### Required work
All of the data is to be written out again exactly, without the pictures.
=== Data for analysis ===
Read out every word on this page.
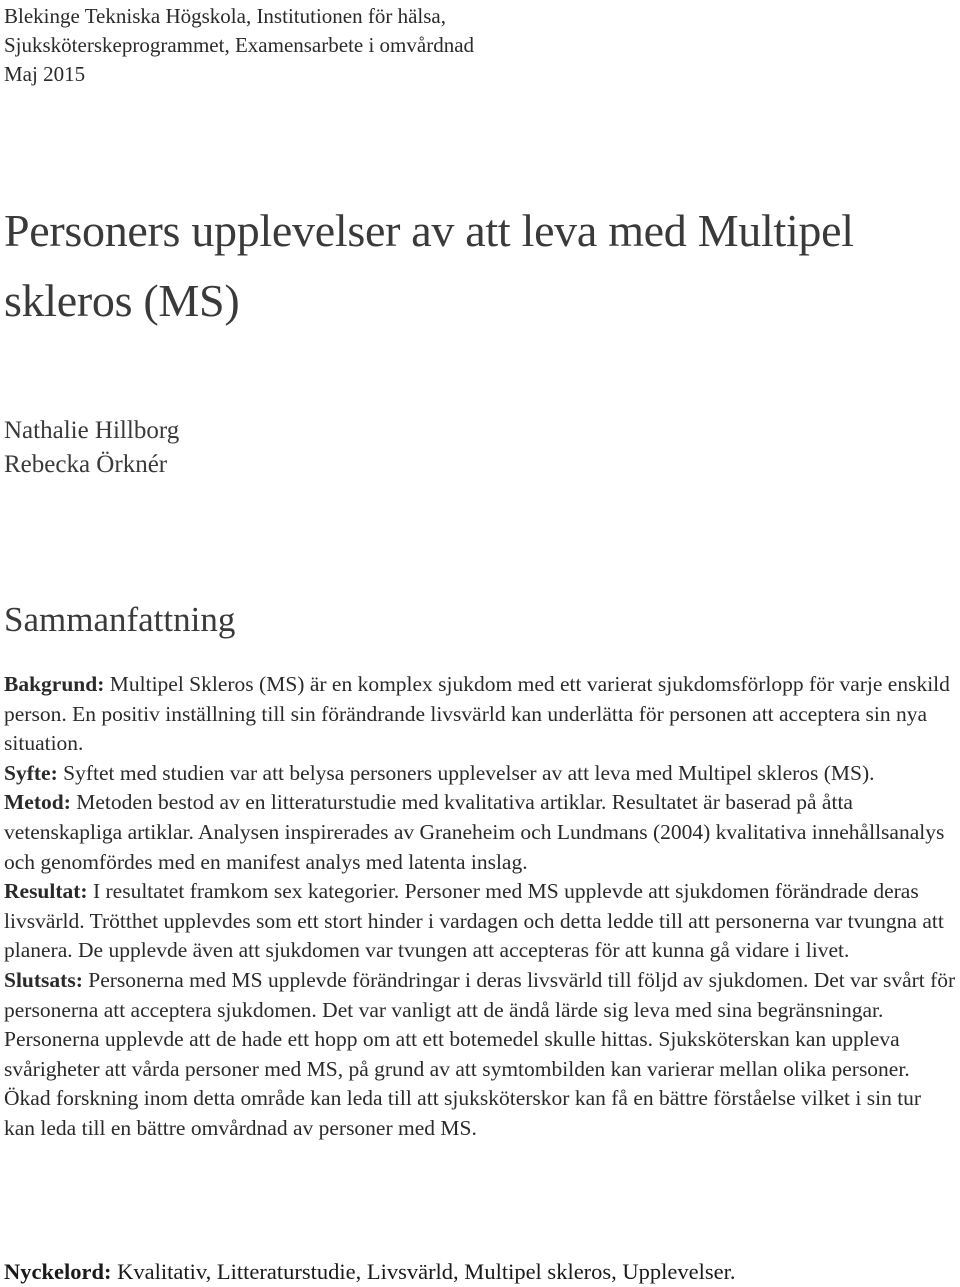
Blekinge Tekniska Högskola, Institutionen för hälsa,
Sjuksköterskeprogrammet, Examensarbete i omvårdnad
Maj 2015
Personers upplevelser av att leva med Multipel
skleros (MS)
Nathalie Hillborg
Rebecka Örknér
Sammanfattning

Bakgrund: Multipel Skleros (MS) är en komplex sjukdom med ett varierat sjukdomsförlopp för varje enskild person. En positiv inställning till sin förändrande livsvärld kan underlätta för personen att acceptera sin nya situation.

Syfte: Syftet med studien var att belysa personers upplevelser av att leva med Multipel skleros (MS).

Metod: Metoden bestod av en litteraturstudie med kvalitativa artiklar. Resultatet är baserad på åtta vetenskapliga artiklar. Analysen inspirerades av Graneheim och Lundmans (2004) kvalitativa innehållsanalys och genomfördes med en manifest analys med latenta inslag.

Resultat: I resultatet framkom sex kategorier. Personer med MS upplevde att sjukdomen förändrade deras livsvärld. Trötthet upplevdes som ett stort hinder i vardagen och detta ledde till att personerna var tvungna att planera. De upplevde även att sjukdomen var tvungen att accepteras för att kunna gå vidare i livet.

Slutsats: Personerna med MS upplevde förändringar i deras livsvärld till följd av sjukdomen. Det var svårt för personerna att acceptera sjukdomen. Det var vanligt att de ändå lärde sig leva med sina begränsningar. Personerna upplevde att de hade ett hopp om att ett botemedel skulle hittas. Sjuksköterskan kan uppleva svårigheter att vårda personer med MS, på grund av att symtombilden kan varierar mellan olika personer. Ökad forskning inom detta område kan leda till att sjuksköterskor kan få en bättre förståelse vilket i sin tur kan leda till en bättre omvårdnad av personer med MS.

Nyckelord: Kvalitativ, Litteraturstudie, Livsvärld, Multipel skleros, Upplevelser.
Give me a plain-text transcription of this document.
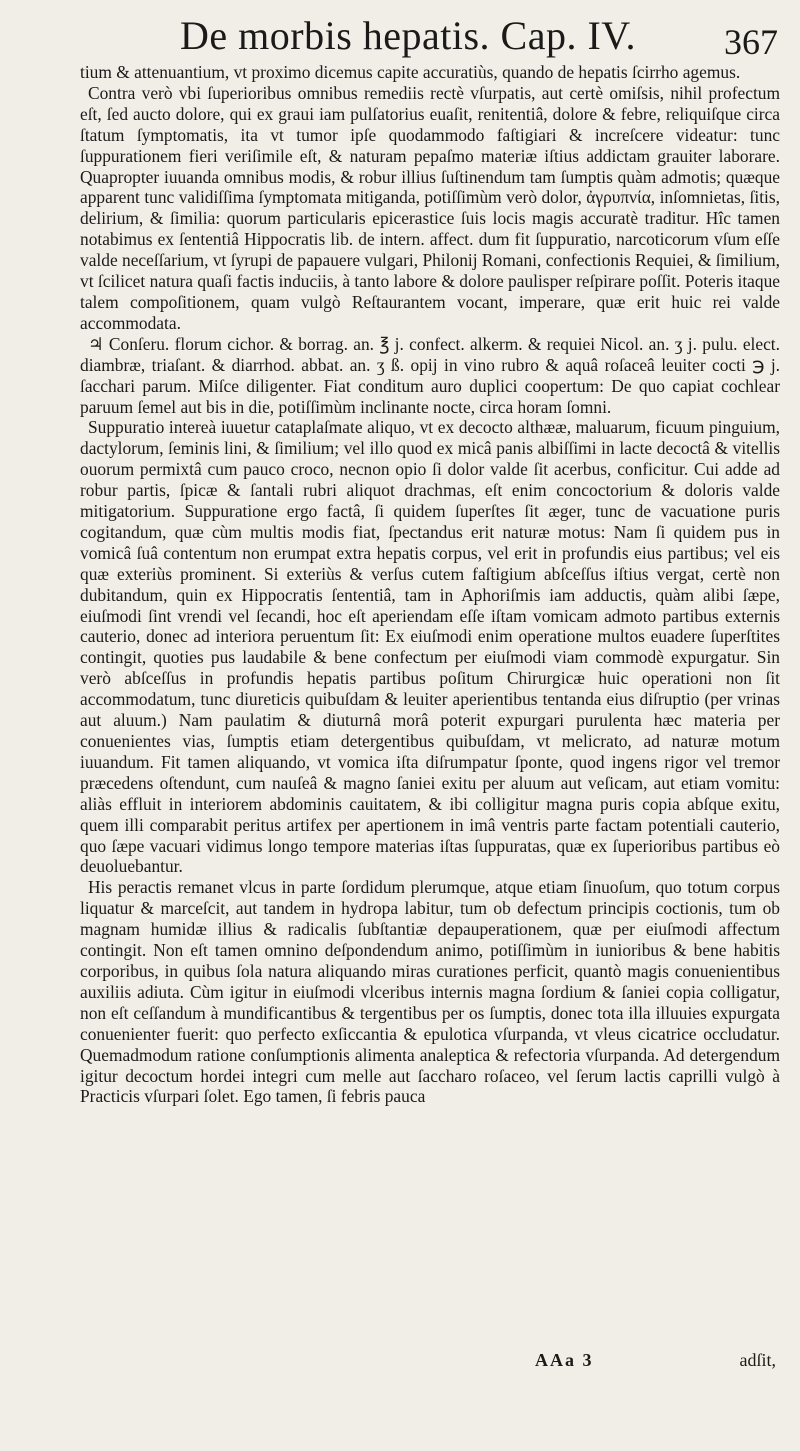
De morbis hepatis. Cap. IV. 367

tium & attenuantium, vt proximo dicemus capite accuratiùs, quando de hepatis ſcirrho agemus.

Contra verò vbi ſuperioribus omnibus remediis rectè vſurpatis, aut certè omiſsis, nihil profectum eſt, ſed aucto dolore, qui ex graui iam pulſatorius euaſit, renitentiâ, dolore & febre, reliquiſque circa ſtatum ſymptomatis, ita vt tumor ipſe quodammodo faſtigiari & increſcere videatur: tunc ſuppurationem fieri veriſimile eſt, & naturam pepaſmo materiæ iſtius addictam grauiter laborare. Quapropter iuuanda omnibus modis, & robur illius ſuſtinendum tam ſumptis quàm admotis; quæque apparent tunc validiſſima ſymptomata mitiganda, potiſſimùm verò dolor, ἀγρυπνία, inſomnietas, ſitis, delirium, & ſimilia: quorum particularis epicerastice ſuis locis magis accuratè traditur. Hîc tamen notabimus ex ſententiâ Hippocratis lib. de intern. affect. dum fit ſuppuratio, narcoticorum vſum eſſe valde neceſſarium, vt ſyrupi de papauere vulgari, Philonij Romani, confectionis Requiei, & ſimilium, vt ſcilicet natura quaſi factis induciis, à tanto labore & dolore paulisper reſpirare poſſit. Poteris itaque talem compoſitionem, quam vulgò Reſtaurantem vocant, imperare, quæ erit huic rei valde accommodata.

♃ Conſeru. florum cichor. & borrag. an. ℥ j. confect. alkerm. & requiei Nicol. an. ʒ j. pulu. elect. diambræ, triaſant. & diarrhod. abbat. an. ʒ ß. opij in vino rubro & aquâ roſaceâ leuiter cocti ℈ j. ſacchari parum. Miſce diligenter. Fiat conditum auro duplici coopertum: De quo capiat cochlear paruum ſemel aut bis in die, potiſſimùm inclinante nocte, circa horam ſomni.

Suppuratio intereà iuuetur cataplaſmate aliquo, vt ex decocto althææ, maluarum, ficuum pinguium, dactylorum, ſeminis lini, & ſimilium; vel illo quod ex micâ panis albiſſimi in lacte decoctâ & vitellis ouorum permixtâ cum pauco croco, necnon opio ſi dolor valde ſit acerbus, conficitur. Cui adde ad robur partis, ſpicæ & ſantali rubri aliquot drachmas, eſt enim concoctorium & doloris valde mitigatorium. Suppuratione ergo factâ, ſi quidem ſuperſtes ſit æger, tunc de vacuatione puris cogitandum, quæ cùm multis modis fiat, ſpectandus erit naturæ motus: Nam ſi quidem pus in vomicâ ſuâ contentum non erumpat extra hepatis corpus, vel erit in profundis eius partibus; vel eis quæ exteriùs prominent. Si exteriùs & verſus cutem faſtigium abſceſſus iſtius vergat, certè non dubitandum, quin ex Hippocratis ſententiâ, tam in Aphoriſmis iam adductis, quàm alibi ſæpe, eiuſmodi ſint vrendi vel ſecandi, hoc eſt aperiendam eſſe iſtam vomicam admoto partibus externis cauterio, donec ad interiora peruentum ſit: Ex eiuſmodi enim operatione multos euadere ſuperſtites contingit, quoties pus laudabile & bene confectum per eiuſmodi viam commodè expurgatur. Sin verò abſceſſus in profundis hepatis partibus poſitum Chirurgicæ huic operationi non ſit accommodatum, tunc diureticis quibuſdam & leuiter aperientibus tentanda eius diſruptio (per vrinas aut aluum.) Nam paulatim & diuturnâ morâ poterit expurgari purulenta hæc materia per conuenientes vias, ſumptis etiam detergentibus quibuſdam, vt melicrato, ad naturæ motum iuuandum. Fit tamen aliquando, vt vomica iſta diſrumpatur ſponte, quod ingens rigor vel tremor præcedens oſtendunt, cum nauſeâ & magno ſaniei exitu per aluum aut veſicam, aut etiam vomitu: aliàs effluit in interiorem abdominis cauitatem, & ibi colligitur magna puris copia abſque exitu, quem illi comparabit peritus artifex per apertionem in imâ ventris parte factam potentiali cauterio, quo ſæpe vacuari vidimus longo tempore materias iſtas ſuppuratas, quæ ex ſuperioribus partibus eò deuoluebantur.

His peractis remanet vlcus in parte ſordidum plerumque, atque etiam ſinuoſum, quo totum corpus liquatur & marceſcit, aut tandem in hydropa labitur, tum ob defectum principis coctionis, tum ob magnam humidæ illius & radicalis ſubſtantiæ depauperationem, quæ per eiuſmodi affectum contingit. Non eſt tamen omnino deſpondendum animo, potiſſimùm in iunioribus & bene habitis corporibus, in quibus ſola natura aliquando miras curationes perficit, quantò magis conuenientibus auxiliis adiuta. Cùm igitur in eiuſmodi vlceribus internis magna ſordium & ſaniei copia colligatur, non eſt ceſſandum à mundificantibus & tergentibus per os ſumptis, donec tota illa illuuies expurgata conuenienter fuerit: quo perfecto exſiccantia & epulotica vſurpanda, vt vleus cicatrice occludatur. Quemadmodum ratione conſumptionis alimenta analeptica & refectoria vſurpanda. Ad detergendum igitur decoctum hordei integri cum melle aut ſaccharo roſaceo, vel ſerum lactis caprilli vulgò à Practicis vſurpari ſolet. Ego tamen, ſi febris pauca

AAa 3	adſit,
===
### Response area
Read out every word on this page.
Blekinge Tekniska Högskola, Institutionen för hälsa,
Sjuksköterskeprogrammet, Examensarbete i omvårdnad
Maj 2015
Personers upplevelser av att leva med Multipel
skleros (MS)
Nathalie Hillborg
Rebecka Örknér
Sammanfattning

Bakgrund: Multipel Skleros (MS) är en komplex sjukdom med ett varierat sjukdomsförlopp för varje enskild person. En positiv inställning till sin förändrande livsvärld kan underlätta för personen att acceptera sin nya situation.

Syfte: Syftet med studien var att belysa personers upplevelser av att leva med Multipel skleros (MS).

Metod: Metoden bestod av en litteraturstudie med kvalitativa artiklar. Resultatet är baserad på åtta vetenskapliga artiklar. Analysen inspirerades av Graneheim och Lundmans (2004) kvalitativa innehållsanalys och genomfördes med en manifest analys med latenta inslag.

Resultat: I resultatet framkom sex kategorier. Personer med MS upplevde att sjukdomen förändrade deras livsvärld. Trötthet upplevdes som ett stort hinder i vardagen och detta ledde till att personerna var tvungna att planera. De upplevde även att sjukdomen var tvungen att accepteras för att kunna gå vidare i livet.

Slutsats: Personerna med MS upplevde förändringar i deras livsvärld till följd av sjukdomen. Det var svårt för personerna att acceptera sjukdomen. Det var vanligt att de ändå lärde sig leva med sina begränsningar. Personerna upplevde att de hade ett hopp om att ett botemedel skulle hittas. Sjuksköterskan kan uppleva svårigheter att vårda personer med MS, på grund av att symtombilden kan varierar mellan olika personer. Ökad forskning inom detta område kan leda till att sjuksköterskor kan få en bättre förståelse vilket i sin tur kan leda till en bättre omvårdnad av personer med MS.

Nyckelord: Kvalitativ, Litteraturstudie, Livsvärld, Multipel skleros, Upplevelser.
Give me a plain-text transcription of this document.
De morbis hepatis. Cap. IV. 367

tium & attenuantium, vt proximo dicemus capite accuratiùs, quando de hepatis ſcirrho agemus.

Contra verò vbi ſuperioribus omnibus remediis rectè vſurpatis, aut certè omiſsis, nihil profectum eſt, ſed aucto dolore, qui ex graui iam pulſatorius euaſit, renitentiâ, dolore & febre, reliquiſque circa ſtatum ſymptomatis, ita vt tumor ipſe quodammodo faſtigiari & increſcere videatur: tunc ſuppurationem fieri veriſimile eſt, & naturam pepaſmo materiæ iſtius addictam grauiter laborare. Quapropter iuuanda omnibus modis, & robur illius ſuſtinendum tam ſumptis quàm admotis; quæque apparent tunc validiſſima ſymptomata mitiganda, potiſſimùm verò dolor, ἀγρυπνία, inſomnietas, ſitis, delirium, & ſimilia: quorum particularis epicerastice ſuis locis magis accuratè traditur. Hîc tamen notabimus ex ſententiâ Hippocratis lib. de intern. affect. dum fit ſuppuratio, narcoticorum vſum eſſe valde neceſſarium, vt ſyrupi de papauere vulgari, Philonij Romani, confectionis Requiei, & ſimilium, vt ſcilicet natura quaſi factis induciis, à tanto labore & dolore paulisper reſpirare poſſit. Poteris itaque talem compoſitionem, quam vulgò Reſtaurantem vocant, imperare, quæ erit huic rei valde accommodata.

♃ Conſeru. florum cichor. & borrag. an. ℥ j. confect. alkerm. & requiei Nicol. an. ʒ j. pulu. elect. diambræ, triaſant. & diarrhod. abbat. an. ʒ ß. opij in vino rubro & aquâ roſaceâ leuiter cocti ℈ j. ſacchari parum. Miſce diligenter. Fiat conditum auro duplici coopertum: De quo capiat cochlear paruum ſemel aut bis in die, potiſſimùm inclinante nocte, circa horam ſomni.

Suppuratio intereà iuuetur cataplaſmate aliquo, vt ex decocto althææ, maluarum, ficuum pinguium, dactylorum, ſeminis lini, & ſimilium; vel illo quod ex micâ panis albiſſimi in lacte decoctâ & vitellis ouorum permixtâ cum pauco croco, necnon opio ſi dolor valde ſit acerbus, conficitur. Cui adde ad robur partis, ſpicæ & ſantali rubri aliquot drachmas, eſt enim concoctorium & doloris valde mitigatorium. Suppuratione ergo factâ, ſi quidem ſuperſtes ſit æger, tunc de vacuatione puris cogitandum, quæ cùm multis modis fiat, ſpectandus erit naturæ motus: Nam ſi quidem pus in vomicâ ſuâ contentum non erumpat extra hepatis corpus, vel erit in profundis eius partibus; vel eis quæ exteriùs prominent. Si exteriùs & verſus cutem faſtigium abſceſſus iſtius vergat, certè non dubitandum, quin ex Hippocratis ſententiâ, tam in Aphoriſmis iam adductis, quàm alibi ſæpe, eiuſmodi ſint vrendi vel ſecandi, hoc eſt aperiendam eſſe iſtam vomicam admoto partibus externis cauterio, donec ad interiora peruentum ſit: Ex eiuſmodi enim operatione multos euadere ſuperſtites contingit, quoties pus laudabile & bene confectum per eiuſmodi viam commodè expurgatur. Sin verò abſceſſus in profundis hepatis partibus poſitum Chirurgicæ huic operationi non ſit accommodatum, tunc diureticis quibuſdam & leuiter aperientibus tentanda eius diſruptio (per vrinas aut aluum.) Nam paulatim & diuturnâ morâ poterit expurgari purulenta hæc materia per conuenientes vias, ſumptis etiam detergentibus quibuſdam, vt melicrato, ad naturæ motum iuuandum. Fit tamen aliquando, vt vomica iſta diſrumpatur ſponte, quod ingens rigor vel tremor præcedens oſtendunt, cum nauſeâ & magno ſaniei exitu per aluum aut veſicam, aut etiam vomitu: aliàs effluit in interiorem abdominis cauitatem, & ibi colligitur magna puris copia abſque exitu, quem illi comparabit peritus artifex per apertionem in imâ ventris parte factam potentiali cauterio, quo ſæpe vacuari vidimus longo tempore materias iſtas ſuppuratas, quæ ex ſuperioribus partibus eò deuoluebantur.

His peractis remanet vlcus in parte ſordidum plerumque, atque etiam ſinuoſum, quo totum corpus liquatur & marceſcit, aut tandem in hydropa labitur, tum ob defectum principis coctionis, tum ob magnam humidæ illius & radicalis ſubſtantiæ depauperationem, quæ per eiuſmodi affectum contingit. Non eſt tamen omnino deſpondendum animo, potiſſimùm in iunioribus & bene habitis corporibus, in quibus ſola natura aliquando miras curationes perficit, quantò magis conuenientibus auxiliis adiuta. Cùm igitur in eiuſmodi vlceribus internis magna ſordium & ſaniei copia colligatur, non eſt ceſſandum à mundificantibus & tergentibus per os ſumptis, donec tota illa illuuies expurgata conuenienter fuerit: quo perfecto exſiccantia & epulotica vſurpanda, vt vleus cicatrice occludatur. Quemadmodum ratione conſumptionis alimenta analeptica & refectoria vſurpanda. Ad detergendum igitur decoctum hordei integri cum melle aut ſaccharo roſaceo, vel ſerum lactis caprilli vulgò à Practicis vſurpari ſolet. Ego tamen, ſi febris pauca

AAa 3	adſit,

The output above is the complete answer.